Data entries
═══

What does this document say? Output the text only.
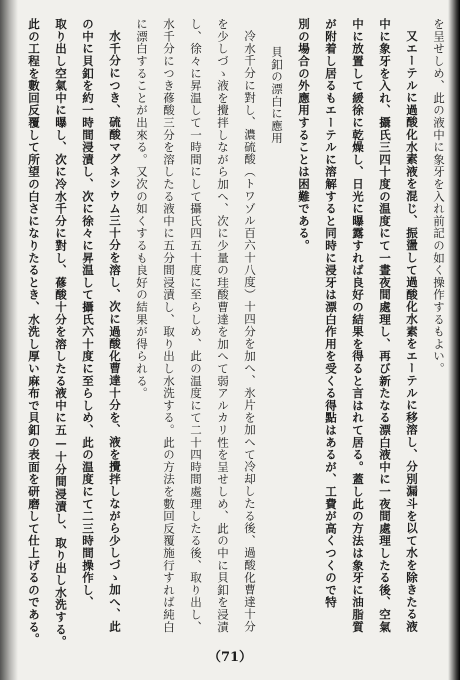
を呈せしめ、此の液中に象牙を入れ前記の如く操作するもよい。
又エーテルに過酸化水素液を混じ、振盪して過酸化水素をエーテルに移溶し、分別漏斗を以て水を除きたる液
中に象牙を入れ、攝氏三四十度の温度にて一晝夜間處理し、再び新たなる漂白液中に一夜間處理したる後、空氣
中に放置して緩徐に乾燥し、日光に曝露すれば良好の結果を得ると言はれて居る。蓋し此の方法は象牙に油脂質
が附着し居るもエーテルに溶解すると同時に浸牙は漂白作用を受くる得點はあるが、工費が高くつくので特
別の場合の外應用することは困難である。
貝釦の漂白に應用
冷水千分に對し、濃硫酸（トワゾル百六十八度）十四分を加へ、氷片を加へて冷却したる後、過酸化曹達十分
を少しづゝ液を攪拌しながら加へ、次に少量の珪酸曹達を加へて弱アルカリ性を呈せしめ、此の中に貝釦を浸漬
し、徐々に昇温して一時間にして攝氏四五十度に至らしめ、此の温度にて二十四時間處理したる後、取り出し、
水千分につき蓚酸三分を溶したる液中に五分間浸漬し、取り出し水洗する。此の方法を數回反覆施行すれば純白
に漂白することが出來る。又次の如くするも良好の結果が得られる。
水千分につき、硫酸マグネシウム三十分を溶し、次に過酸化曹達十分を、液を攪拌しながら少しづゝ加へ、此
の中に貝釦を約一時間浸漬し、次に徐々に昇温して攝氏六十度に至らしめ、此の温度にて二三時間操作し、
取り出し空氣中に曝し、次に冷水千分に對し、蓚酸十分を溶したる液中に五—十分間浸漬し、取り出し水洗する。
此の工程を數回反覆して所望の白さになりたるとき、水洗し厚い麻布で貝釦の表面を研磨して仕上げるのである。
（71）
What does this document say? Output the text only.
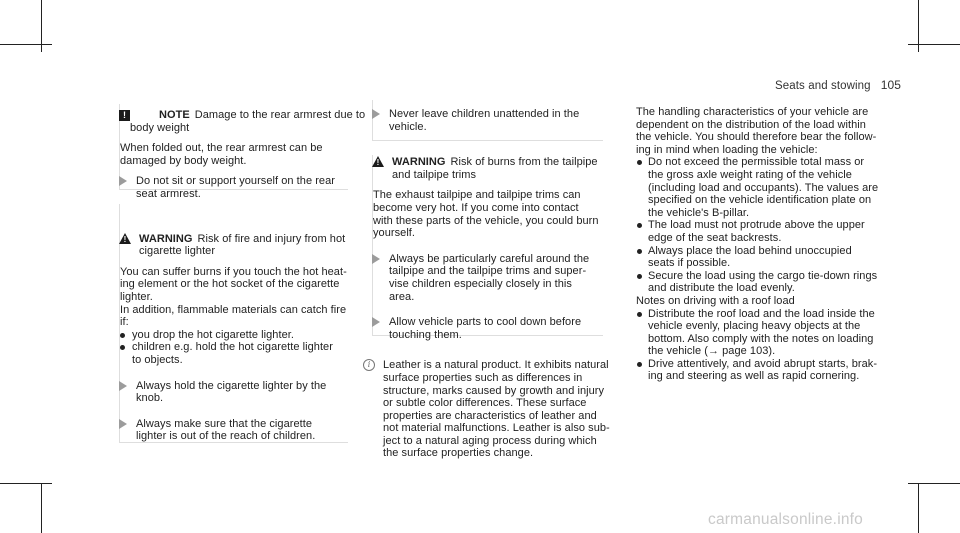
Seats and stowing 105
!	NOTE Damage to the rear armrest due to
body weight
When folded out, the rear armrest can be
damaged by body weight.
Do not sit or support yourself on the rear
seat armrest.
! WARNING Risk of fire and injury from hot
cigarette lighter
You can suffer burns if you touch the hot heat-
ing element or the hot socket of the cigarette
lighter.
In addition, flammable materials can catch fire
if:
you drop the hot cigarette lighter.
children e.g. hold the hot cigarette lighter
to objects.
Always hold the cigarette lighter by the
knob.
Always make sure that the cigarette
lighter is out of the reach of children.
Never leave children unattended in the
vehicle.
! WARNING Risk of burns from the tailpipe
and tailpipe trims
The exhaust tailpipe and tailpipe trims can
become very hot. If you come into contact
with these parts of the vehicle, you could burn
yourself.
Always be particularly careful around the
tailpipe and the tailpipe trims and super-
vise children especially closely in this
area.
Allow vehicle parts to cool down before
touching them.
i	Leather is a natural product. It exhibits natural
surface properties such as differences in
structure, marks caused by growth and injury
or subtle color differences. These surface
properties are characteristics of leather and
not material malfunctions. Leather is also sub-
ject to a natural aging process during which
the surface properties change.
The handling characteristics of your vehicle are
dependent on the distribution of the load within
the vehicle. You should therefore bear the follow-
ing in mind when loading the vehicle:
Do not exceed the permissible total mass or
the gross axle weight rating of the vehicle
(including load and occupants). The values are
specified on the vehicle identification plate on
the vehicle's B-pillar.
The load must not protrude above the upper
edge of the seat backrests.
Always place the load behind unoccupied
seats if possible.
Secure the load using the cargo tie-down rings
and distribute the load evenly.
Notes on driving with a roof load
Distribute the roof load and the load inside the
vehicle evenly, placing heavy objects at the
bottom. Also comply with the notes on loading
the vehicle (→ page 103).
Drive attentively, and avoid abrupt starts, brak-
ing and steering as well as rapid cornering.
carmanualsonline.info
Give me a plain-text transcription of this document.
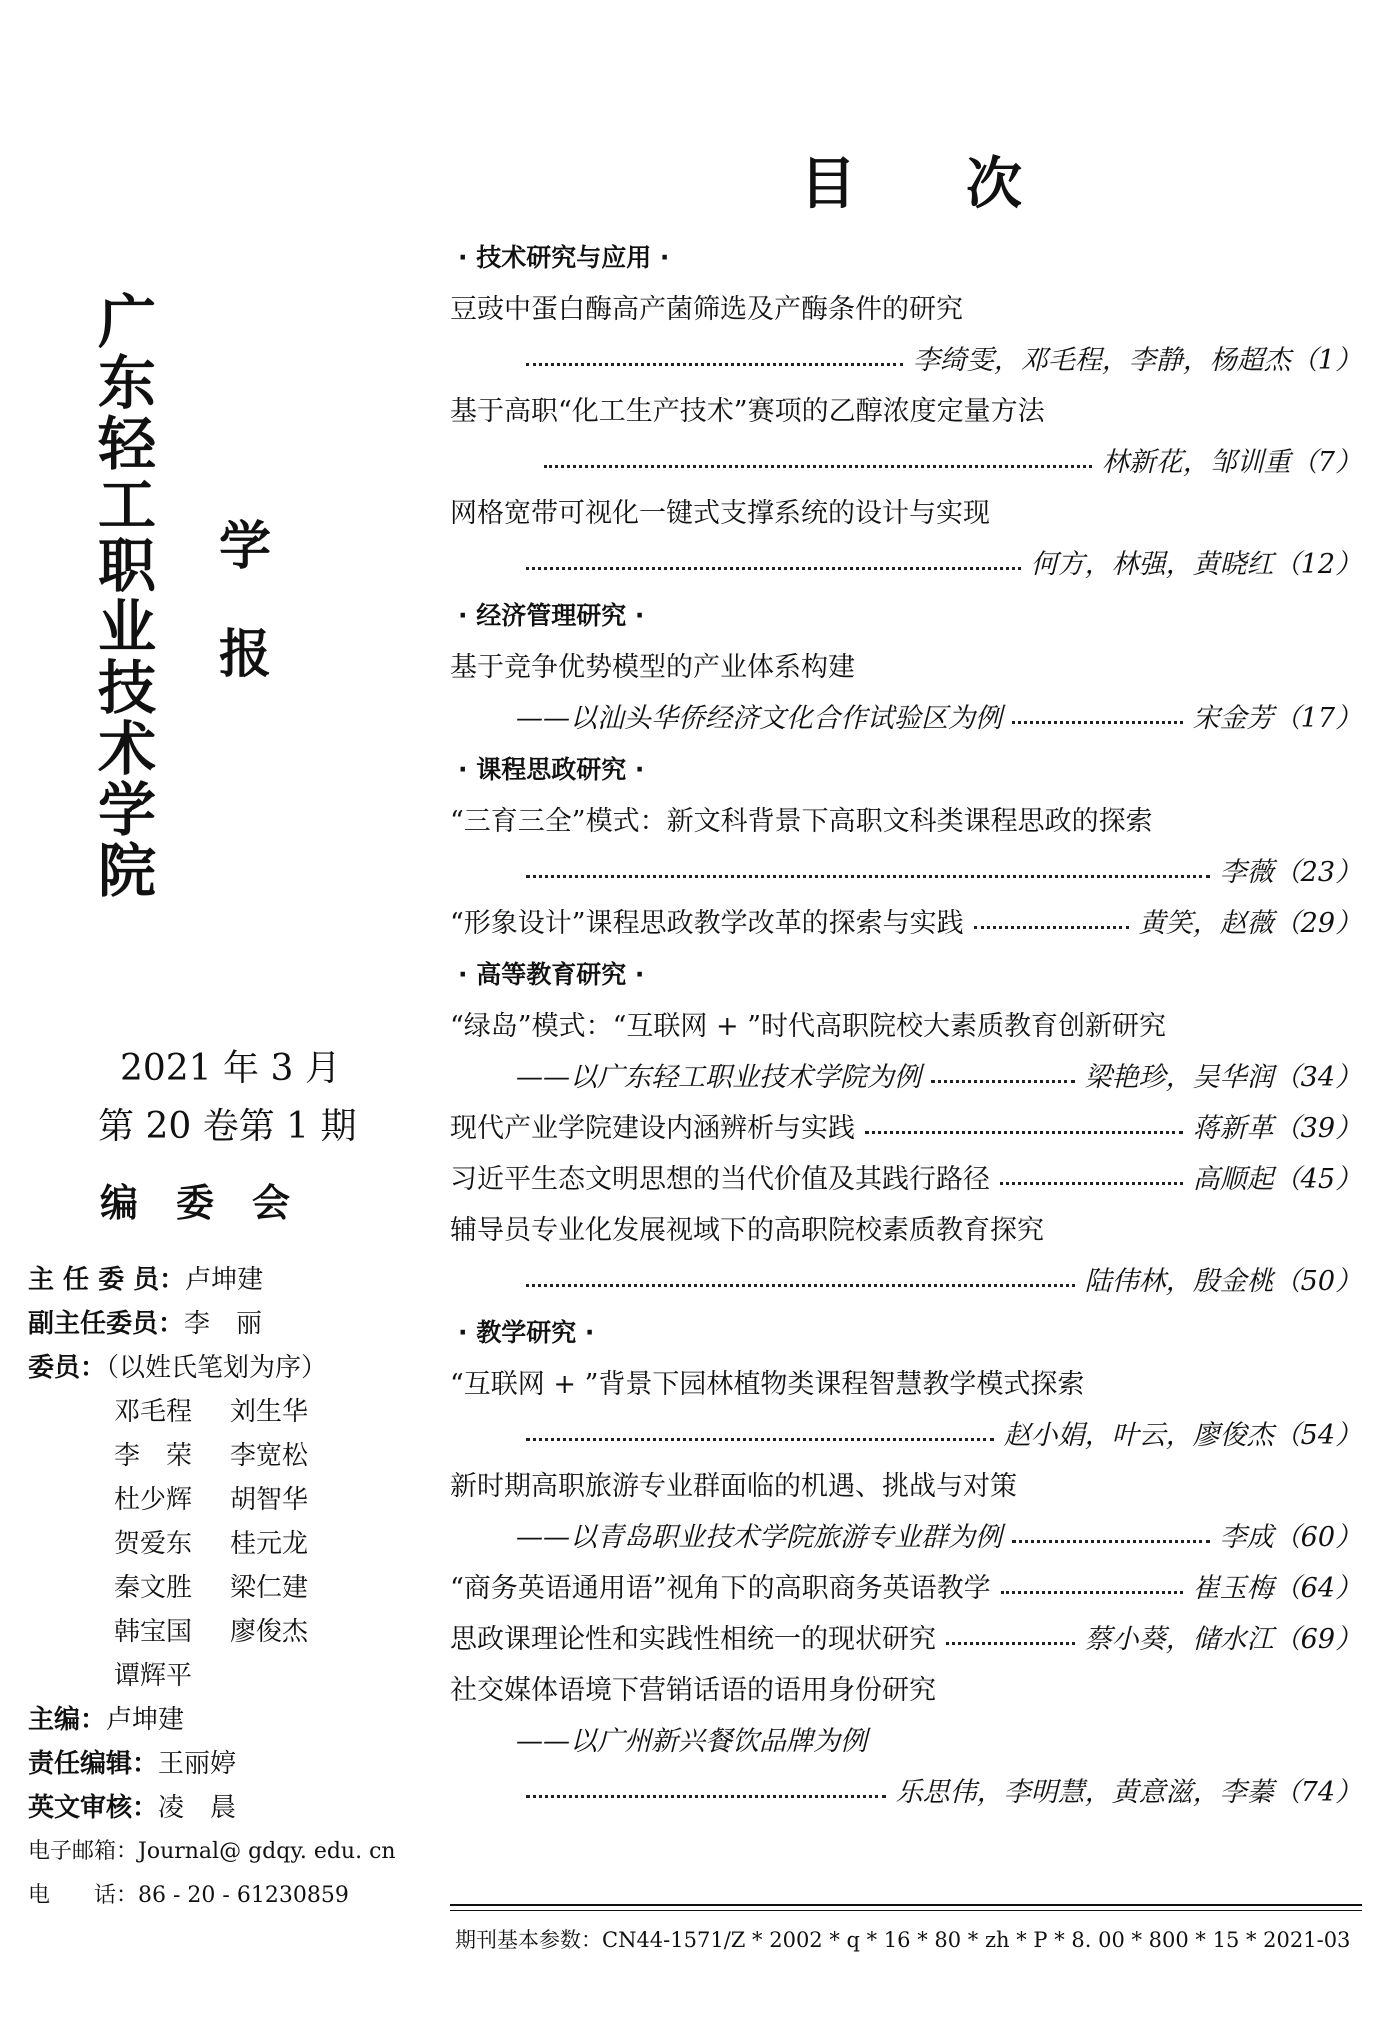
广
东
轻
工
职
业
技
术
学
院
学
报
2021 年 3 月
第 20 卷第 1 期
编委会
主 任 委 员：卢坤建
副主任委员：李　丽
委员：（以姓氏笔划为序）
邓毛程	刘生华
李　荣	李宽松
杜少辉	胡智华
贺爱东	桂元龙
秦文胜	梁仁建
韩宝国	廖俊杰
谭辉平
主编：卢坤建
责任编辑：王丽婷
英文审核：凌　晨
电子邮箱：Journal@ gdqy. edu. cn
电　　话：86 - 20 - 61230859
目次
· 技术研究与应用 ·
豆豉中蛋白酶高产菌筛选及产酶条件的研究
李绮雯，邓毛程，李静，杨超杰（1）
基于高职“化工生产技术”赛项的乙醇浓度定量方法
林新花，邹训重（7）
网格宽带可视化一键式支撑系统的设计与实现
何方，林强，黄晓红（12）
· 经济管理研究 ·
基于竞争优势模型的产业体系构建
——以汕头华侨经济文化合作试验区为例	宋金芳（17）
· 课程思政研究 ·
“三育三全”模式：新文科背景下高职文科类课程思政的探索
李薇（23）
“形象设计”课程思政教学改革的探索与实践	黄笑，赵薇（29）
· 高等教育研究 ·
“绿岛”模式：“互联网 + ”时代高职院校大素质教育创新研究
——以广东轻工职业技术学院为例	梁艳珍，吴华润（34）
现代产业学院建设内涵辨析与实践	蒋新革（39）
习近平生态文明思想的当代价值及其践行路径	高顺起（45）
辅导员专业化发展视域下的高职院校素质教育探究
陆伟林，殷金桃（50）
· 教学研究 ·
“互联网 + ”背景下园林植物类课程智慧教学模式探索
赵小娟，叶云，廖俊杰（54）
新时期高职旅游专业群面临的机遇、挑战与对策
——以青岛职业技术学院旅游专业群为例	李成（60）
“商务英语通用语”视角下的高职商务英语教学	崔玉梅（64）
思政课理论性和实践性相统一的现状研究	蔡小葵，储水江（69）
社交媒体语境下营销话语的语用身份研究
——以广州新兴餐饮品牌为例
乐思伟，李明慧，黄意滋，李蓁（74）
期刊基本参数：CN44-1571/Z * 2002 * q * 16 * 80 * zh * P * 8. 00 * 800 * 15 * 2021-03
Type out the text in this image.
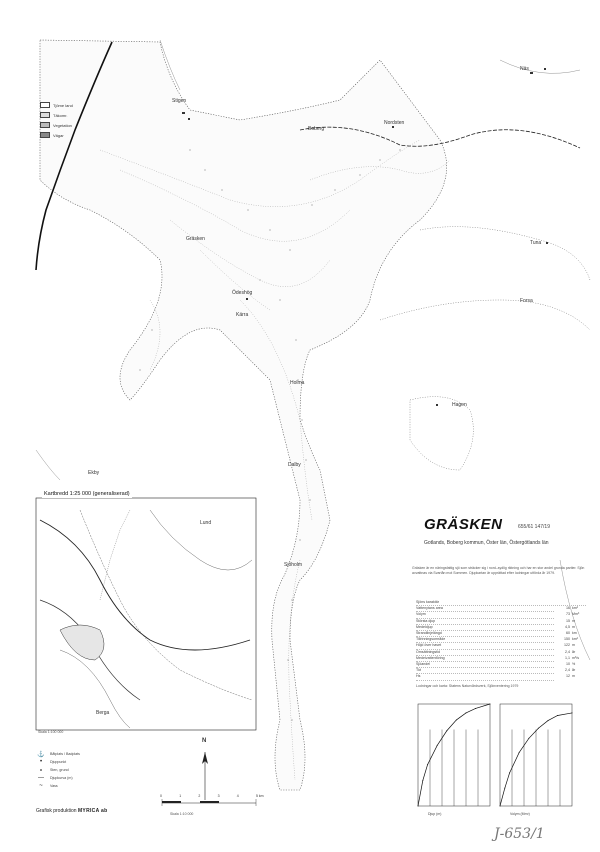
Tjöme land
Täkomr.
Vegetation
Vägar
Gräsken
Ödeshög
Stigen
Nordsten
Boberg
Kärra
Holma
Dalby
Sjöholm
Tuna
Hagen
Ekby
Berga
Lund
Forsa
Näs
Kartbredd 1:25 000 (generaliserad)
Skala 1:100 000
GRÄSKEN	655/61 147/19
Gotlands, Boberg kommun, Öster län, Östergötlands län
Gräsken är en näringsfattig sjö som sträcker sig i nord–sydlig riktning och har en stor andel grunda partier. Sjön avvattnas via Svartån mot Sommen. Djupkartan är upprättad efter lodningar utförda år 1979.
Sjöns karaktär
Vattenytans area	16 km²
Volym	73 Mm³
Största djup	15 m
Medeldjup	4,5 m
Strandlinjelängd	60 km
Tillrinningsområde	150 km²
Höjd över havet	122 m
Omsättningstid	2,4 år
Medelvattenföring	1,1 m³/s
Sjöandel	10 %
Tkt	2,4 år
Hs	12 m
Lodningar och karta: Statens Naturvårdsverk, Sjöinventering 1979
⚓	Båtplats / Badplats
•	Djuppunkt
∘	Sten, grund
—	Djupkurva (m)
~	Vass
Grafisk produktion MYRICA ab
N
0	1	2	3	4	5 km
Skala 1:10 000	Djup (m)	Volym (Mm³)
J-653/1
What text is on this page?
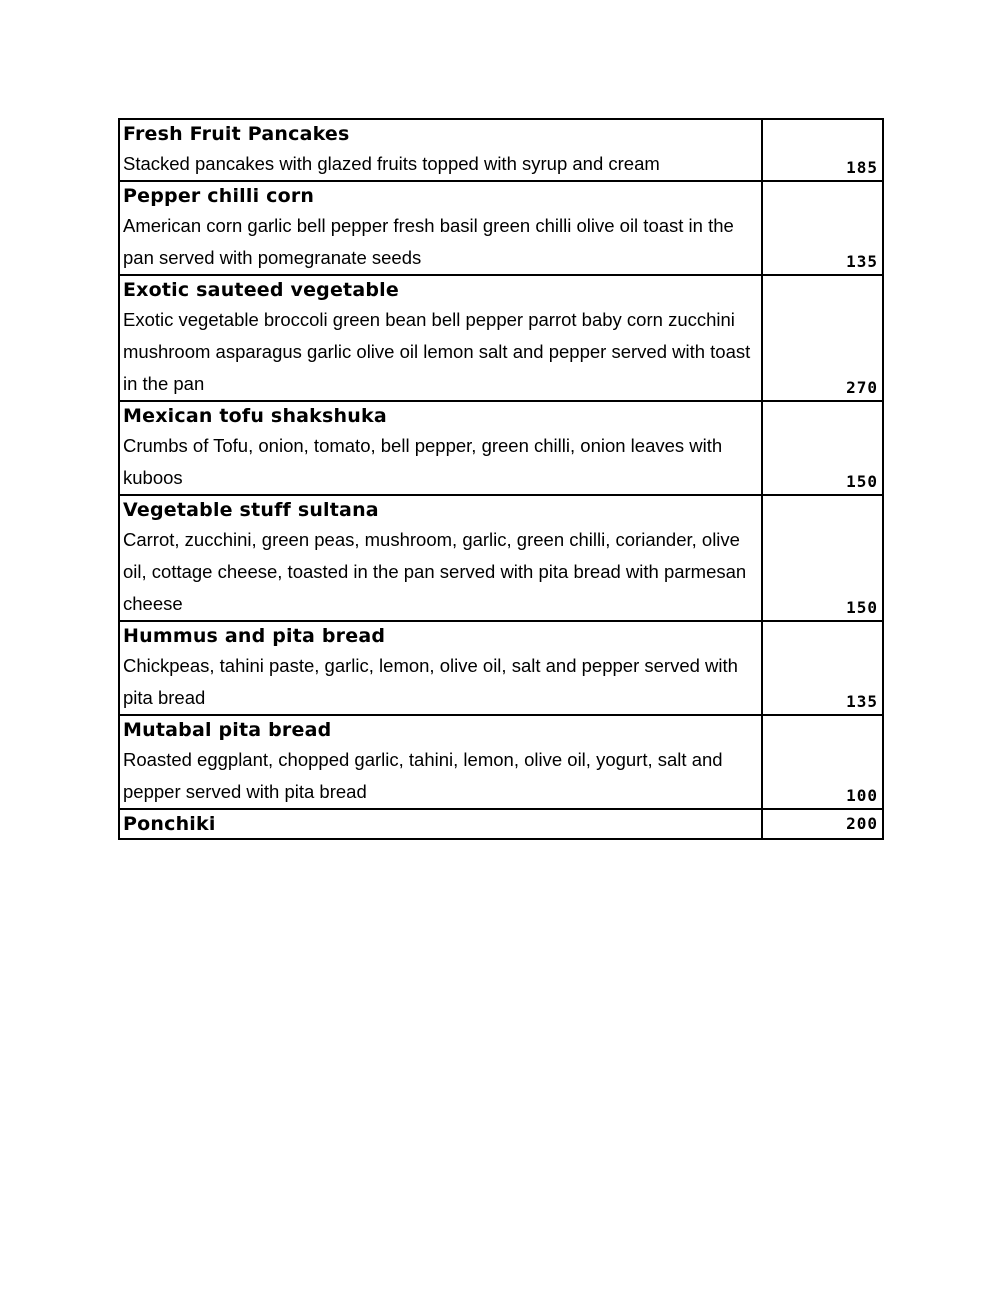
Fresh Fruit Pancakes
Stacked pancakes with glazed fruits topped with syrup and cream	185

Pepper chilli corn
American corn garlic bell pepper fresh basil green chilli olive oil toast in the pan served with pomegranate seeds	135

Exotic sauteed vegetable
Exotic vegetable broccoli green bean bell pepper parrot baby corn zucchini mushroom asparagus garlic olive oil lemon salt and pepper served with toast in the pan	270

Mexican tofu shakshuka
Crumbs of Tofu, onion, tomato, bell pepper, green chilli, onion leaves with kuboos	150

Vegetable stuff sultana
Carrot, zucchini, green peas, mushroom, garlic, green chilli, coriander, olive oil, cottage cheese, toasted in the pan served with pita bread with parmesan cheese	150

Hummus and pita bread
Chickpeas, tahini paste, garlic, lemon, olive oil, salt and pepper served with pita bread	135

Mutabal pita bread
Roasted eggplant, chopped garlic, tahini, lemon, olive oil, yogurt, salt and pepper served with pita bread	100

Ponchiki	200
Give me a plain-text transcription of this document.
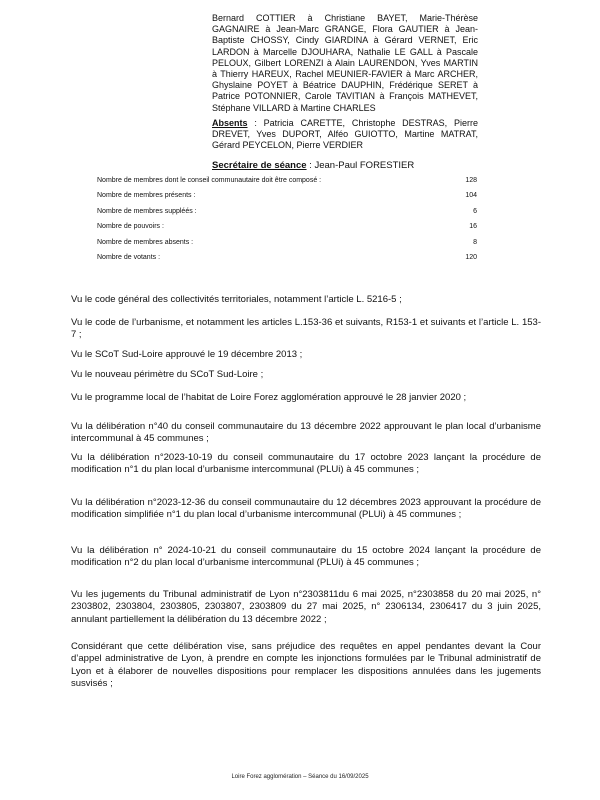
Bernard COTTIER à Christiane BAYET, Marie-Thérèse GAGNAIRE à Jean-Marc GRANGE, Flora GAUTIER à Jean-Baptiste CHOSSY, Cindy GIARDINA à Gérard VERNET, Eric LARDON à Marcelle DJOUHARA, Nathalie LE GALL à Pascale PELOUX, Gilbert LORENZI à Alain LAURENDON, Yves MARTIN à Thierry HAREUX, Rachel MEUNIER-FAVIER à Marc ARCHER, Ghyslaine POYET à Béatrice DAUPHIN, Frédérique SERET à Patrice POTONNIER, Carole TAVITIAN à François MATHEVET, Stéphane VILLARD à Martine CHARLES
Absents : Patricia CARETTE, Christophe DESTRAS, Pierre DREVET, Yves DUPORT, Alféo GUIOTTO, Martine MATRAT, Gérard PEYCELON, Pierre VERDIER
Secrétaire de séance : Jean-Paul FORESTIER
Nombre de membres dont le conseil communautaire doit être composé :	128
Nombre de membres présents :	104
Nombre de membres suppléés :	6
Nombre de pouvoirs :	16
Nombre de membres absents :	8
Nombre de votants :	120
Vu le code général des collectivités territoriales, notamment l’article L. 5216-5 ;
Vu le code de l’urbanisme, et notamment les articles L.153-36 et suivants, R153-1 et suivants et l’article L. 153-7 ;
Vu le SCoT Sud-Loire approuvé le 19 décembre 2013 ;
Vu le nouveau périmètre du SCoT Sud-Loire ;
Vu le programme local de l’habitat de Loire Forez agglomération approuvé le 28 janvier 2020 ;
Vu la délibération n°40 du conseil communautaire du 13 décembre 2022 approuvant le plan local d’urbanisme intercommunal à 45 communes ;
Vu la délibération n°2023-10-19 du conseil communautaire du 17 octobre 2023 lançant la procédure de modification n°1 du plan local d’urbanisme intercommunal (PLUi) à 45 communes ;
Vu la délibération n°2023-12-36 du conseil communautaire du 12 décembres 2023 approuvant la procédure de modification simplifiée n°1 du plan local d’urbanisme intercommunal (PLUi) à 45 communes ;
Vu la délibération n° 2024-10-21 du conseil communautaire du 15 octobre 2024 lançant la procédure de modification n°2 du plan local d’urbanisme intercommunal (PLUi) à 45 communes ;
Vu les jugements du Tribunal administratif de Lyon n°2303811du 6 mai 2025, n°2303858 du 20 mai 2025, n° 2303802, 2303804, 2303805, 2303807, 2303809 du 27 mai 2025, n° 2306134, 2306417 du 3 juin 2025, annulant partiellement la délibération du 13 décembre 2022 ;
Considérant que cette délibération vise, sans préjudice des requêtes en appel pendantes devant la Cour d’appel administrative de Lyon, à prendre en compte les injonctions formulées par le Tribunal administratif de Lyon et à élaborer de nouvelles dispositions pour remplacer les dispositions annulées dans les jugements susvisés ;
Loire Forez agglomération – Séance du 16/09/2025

═══

Job:
From the entries above, collect every line with the string "page" in it.

Completed exercise:
the vehicle (→ page 103).
What text is on this page?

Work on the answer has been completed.